= Problem statement =
Write out the data below in full, unchanged, minus the images.

= Provided information =
________

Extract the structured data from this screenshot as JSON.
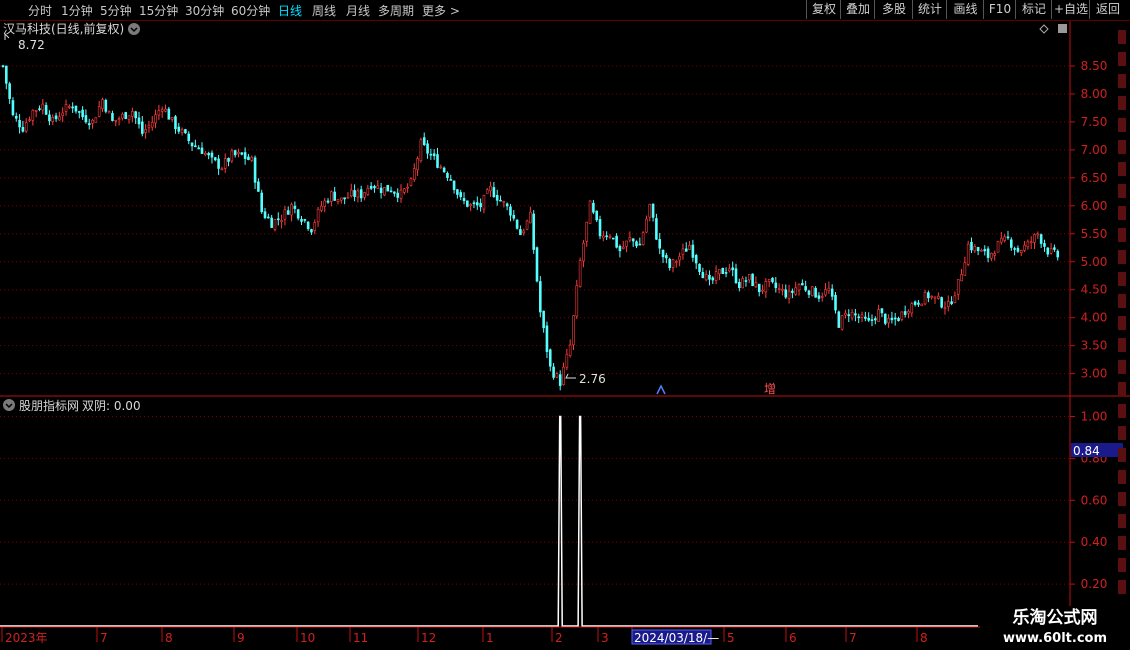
{
  "toolbar": {
    "periods": [
      "分时",
      "1分钟",
      "5分钟",
      "15分钟",
      "30分钟",
      "60分钟",
      "日线",
      "周线",
      "月线",
      "多周期",
      "更多 >"
    ],
    "active_index": 6,
    "actions": [
      "复权",
      "叠加",
      "多股",
      "统计",
      "画线",
      "F10",
      "标记",
      "+自选",
      "返回"
    ]
  },
  "main_panel": {
    "title": "汉马科技(日线,前复权)",
    "high_label": "8.72",
    "low_label": "2.76",
    "marker_text": "增"
  },
  "indicator_panel": {
    "title": "股朋指标网",
    "value_label": "双阴: 0.00",
    "cursor_value": "0.84"
  },
  "watermark": {
    "line1": "乐淘公式网",
    "line2": "www.60lt.com"
  },
  "colors": {
    "up": "#ff3c3c",
    "down": "#54ffff",
    "axis": "#c01010",
    "grid": "#7a0000",
    "signal": "#ffffff"
  },
  "chart_data": {
    "type": "candlestick",
    "price_axis": {
      "ticks": [
        "8.50",
        "8.00",
        "7.50",
        "7.00",
        "6.50",
        "6.00",
        "5.50",
        "5.00",
        "4.50",
        "4.00",
        "3.50",
        "3.00"
      ],
      "range": [
        2.6,
        9.0
      ]
    },
    "indicator_axis": {
      "ticks": [
        "1.00",
        "0.80",
        "0.60",
        "0.40",
        "0.20"
      ],
      "range": [
        0,
        1.05
      ]
    },
    "x_axis_labels": [
      "2023年",
      "7",
      "8",
      "9",
      "10",
      "11",
      "12",
      "1",
      "2",
      "3",
      "2024/03/18/—",
      "5",
      "6",
      "7",
      "8"
    ],
    "close_path": [
      [
        0,
        8.5
      ],
      [
        3,
        7.6
      ],
      [
        6,
        7.4
      ],
      [
        9,
        7.7
      ],
      [
        12,
        7.8
      ],
      [
        15,
        7.5
      ],
      [
        18,
        7.7
      ],
      [
        21,
        7.8
      ],
      [
        24,
        7.6
      ],
      [
        27,
        7.5
      ],
      [
        30,
        7.9
      ],
      [
        33,
        7.5
      ],
      [
        36,
        7.6
      ],
      [
        39,
        7.7
      ],
      [
        42,
        7.3
      ],
      [
        45,
        7.5
      ],
      [
        48,
        7.8
      ],
      [
        51,
        7.5
      ],
      [
        54,
        7.3
      ],
      [
        57,
        7.1
      ],
      [
        60,
        7.0
      ],
      [
        63,
        6.8
      ],
      [
        66,
        6.7
      ],
      [
        69,
        6.9
      ],
      [
        72,
        6.9
      ],
      [
        75,
        6.8
      ],
      [
        78,
        5.9
      ],
      [
        81,
        5.7
      ],
      [
        84,
        5.8
      ],
      [
        87,
        6.0
      ],
      [
        90,
        5.8
      ],
      [
        93,
        5.6
      ],
      [
        96,
        6.0
      ],
      [
        99,
        6.2
      ],
      [
        102,
        6.1
      ],
      [
        105,
        6.2
      ],
      [
        108,
        6.2
      ],
      [
        111,
        6.4
      ],
      [
        114,
        6.3
      ],
      [
        117,
        6.3
      ],
      [
        120,
        6.2
      ],
      [
        123,
        6.4
      ],
      [
        126,
        7.1
      ],
      [
        129,
        6.9
      ],
      [
        132,
        6.7
      ],
      [
        135,
        6.5
      ],
      [
        138,
        6.1
      ],
      [
        141,
        6.0
      ],
      [
        144,
        6.0
      ],
      [
        147,
        6.3
      ],
      [
        150,
        6.1
      ],
      [
        153,
        5.9
      ],
      [
        156,
        5.5
      ],
      [
        159,
        5.8
      ],
      [
        162,
        4.1
      ],
      [
        165,
        3.1
      ],
      [
        168,
        2.85
      ],
      [
        171,
        3.5
      ],
      [
        174,
        5.0
      ],
      [
        177,
        6.0
      ],
      [
        180,
        5.5
      ],
      [
        183,
        5.5
      ],
      [
        186,
        5.2
      ],
      [
        189,
        5.4
      ],
      [
        192,
        5.3
      ],
      [
        195,
        6.0
      ],
      [
        198,
        5.2
      ],
      [
        201,
        4.9
      ],
      [
        204,
        5.1
      ],
      [
        207,
        5.3
      ],
      [
        210,
        4.9
      ],
      [
        213,
        4.6
      ],
      [
        216,
        4.8
      ],
      [
        219,
        4.9
      ],
      [
        222,
        4.6
      ],
      [
        225,
        4.7
      ],
      [
        228,
        4.5
      ],
      [
        231,
        4.6
      ],
      [
        234,
        4.5
      ],
      [
        237,
        4.4
      ],
      [
        240,
        4.6
      ],
      [
        243,
        4.5
      ],
      [
        246,
        4.4
      ],
      [
        249,
        4.5
      ],
      [
        252,
        3.9
      ],
      [
        255,
        4.1
      ],
      [
        258,
        4.0
      ],
      [
        261,
        3.9
      ],
      [
        264,
        4.1
      ],
      [
        267,
        3.9
      ],
      [
        270,
        4.0
      ],
      [
        273,
        4.2
      ],
      [
        276,
        4.3
      ],
      [
        279,
        4.4
      ],
      [
        282,
        4.3
      ],
      [
        285,
        4.2
      ],
      [
        288,
        4.6
      ],
      [
        291,
        5.3
      ],
      [
        294,
        5.2
      ],
      [
        297,
        5.1
      ],
      [
        300,
        5.3
      ],
      [
        303,
        5.4
      ],
      [
        306,
        5.2
      ],
      [
        309,
        5.3
      ],
      [
        312,
        5.5
      ],
      [
        315,
        5.2
      ],
      [
        318,
        5.1
      ]
    ],
    "signal_bars": [
      168,
      174
    ],
    "signal_value": 1.0
  }
}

________

= Exercise solution =
Extract the structured data from this screenshot as JSON.
{
  "toolbar": {
    "periods": [
      "分时",
      "1分钟",
      "5分钟",
      "15分钟",
      "30分钟",
      "60分钟",
      "日线",
      "周线",
      "月线",
      "多周期",
      "更多 >"
    ],
    "active_index": 6,
    "actions": [
      "复权",
      "叠加",
      "多股",
      "统计",
      "画线",
      "F10",
      "标记",
      "+自选",
      "返回"
    ]
  },
  "main_panel": {
    "title": "汉马科技(日线,前复权)",
    "high_label": "8.72",
    "low_label": "2.76",
    "marker_text": "增"
  },
  "indicator_panel": {
    "title": "股朋指标网",
    "value_label": "双阴: 0.00",
    "cursor_value": "0.84"
  },
  "watermark": {
    "line1": "乐淘公式网",
    "line2": "www.60lt.com"
  },
  "colors": {
    "up": "#ff3c3c",
    "down": "#54ffff",
    "axis": "#c01010",
    "grid": "#7a0000",
    "signal": "#ffffff"
  },
  "chart_data": {
    "type": "candlestick",
    "price_axis": {
      "ticks": [
        "8.50",
        "8.00",
        "7.50",
        "7.00",
        "6.50",
        "6.00",
        "5.50",
        "5.00",
        "4.50",
        "4.00",
        "3.50",
        "3.00"
      ],
      "range": [
        2.6,
        9.0
      ]
    },
    "indicator_axis": {
      "ticks": [
        "1.00",
        "0.80",
        "0.60",
        "0.40",
        "0.20"
      ],
      "range": [
        0,
        1.05
      ]
    },
    "x_axis_labels": [
      "2023年",
      "7",
      "8",
      "9",
      "10",
      "11",
      "12",
      "1",
      "2",
      "3",
      "2024/03/18/—",
      "5",
      "6",
      "7",
      "8"
    ],
    "close_path": [
      [
        0,
        8.5
      ],
      [
        3,
        7.6
      ],
      [
        6,
        7.4
      ],
      [
        9,
        7.7
      ],
      [
        12,
        7.8
      ],
      [
        15,
        7.5
      ],
      [
        18,
        7.7
      ],
      [
        21,
        7.8
      ],
      [
        24,
        7.6
      ],
      [
        27,
        7.5
      ],
      [
        30,
        7.9
      ],
      [
        33,
        7.5
      ],
      [
        36,
        7.6
      ],
      [
        39,
        7.7
      ],
      [
        42,
        7.3
      ],
      [
        45,
        7.5
      ],
      [
        48,
        7.8
      ],
      [
        51,
        7.5
      ],
      [
        54,
        7.3
      ],
      [
        57,
        7.1
      ],
      [
        60,
        7.0
      ],
      [
        63,
        6.8
      ],
      [
        66,
        6.7
      ],
      [
        69,
        6.9
      ],
      [
        72,
        6.9
      ],
      [
        75,
        6.8
      ],
      [
        78,
        5.9
      ],
      [
        81,
        5.7
      ],
      [
        84,
        5.8
      ],
      [
        87,
        6.0
      ],
      [
        90,
        5.8
      ],
      [
        93,
        5.6
      ],
      [
        96,
        6.0
      ],
      [
        99,
        6.2
      ],
      [
        102,
        6.1
      ],
      [
        105,
        6.2
      ],
      [
        108,
        6.2
      ],
      [
        111,
        6.4
      ],
      [
        114,
        6.3
      ],
      [
        117,
        6.3
      ],
      [
        120,
        6.2
      ],
      [
        123,
        6.4
      ],
      [
        126,
        7.1
      ],
      [
        129,
        6.9
      ],
      [
        132,
        6.7
      ],
      [
        135,
        6.5
      ],
      [
        138,
        6.1
      ],
      [
        141,
        6.0
      ],
      [
        144,
        6.0
      ],
      [
        147,
        6.3
      ],
      [
        150,
        6.1
      ],
      [
        153,
        5.9
      ],
      [
        156,
        5.5
      ],
      [
        159,
        5.8
      ],
      [
        162,
        4.1
      ],
      [
        165,
        3.1
      ],
      [
        168,
        2.85
      ],
      [
        171,
        3.5
      ],
      [
        174,
        5.0
      ],
      [
        177,
        6.0
      ],
      [
        180,
        5.5
      ],
      [
        183,
        5.5
      ],
      [
        186,
        5.2
      ],
      [
        189,
        5.4
      ],
      [
        192,
        5.3
      ],
      [
        195,
        6.0
      ],
      [
        198,
        5.2
      ],
      [
        201,
        4.9
      ],
      [
        204,
        5.1
      ],
      [
        207,
        5.3
      ],
      [
        210,
        4.9
      ],
      [
        213,
        4.6
      ],
      [
        216,
        4.8
      ],
      [
        219,
        4.9
      ],
      [
        222,
        4.6
      ],
      [
        225,
        4.7
      ],
      [
        228,
        4.5
      ],
      [
        231,
        4.6
      ],
      [
        234,
        4.5
      ],
      [
        237,
        4.4
      ],
      [
        240,
        4.6
      ],
      [
        243,
        4.5
      ],
      [
        246,
        4.4
      ],
      [
        249,
        4.5
      ],
      [
        252,
        3.9
      ],
      [
        255,
        4.1
      ],
      [
        258,
        4.0
      ],
      [
        261,
        3.9
      ],
      [
        264,
        4.1
      ],
      [
        267,
        3.9
      ],
      [
        270,
        4.0
      ],
      [
        273,
        4.2
      ],
      [
        276,
        4.3
      ],
      [
        279,
        4.4
      ],
      [
        282,
        4.3
      ],
      [
        285,
        4.2
      ],
      [
        288,
        4.6
      ],
      [
        291,
        5.3
      ],
      [
        294,
        5.2
      ],
      [
        297,
        5.1
      ],
      [
        300,
        5.3
      ],
      [
        303,
        5.4
      ],
      [
        306,
        5.2
      ],
      [
        309,
        5.3
      ],
      [
        312,
        5.5
      ],
      [
        315,
        5.2
      ],
      [
        318,
        5.1
      ]
    ],
    "signal_bars": [
      168,
      174
    ],
    "signal_value": 1.0
  }
}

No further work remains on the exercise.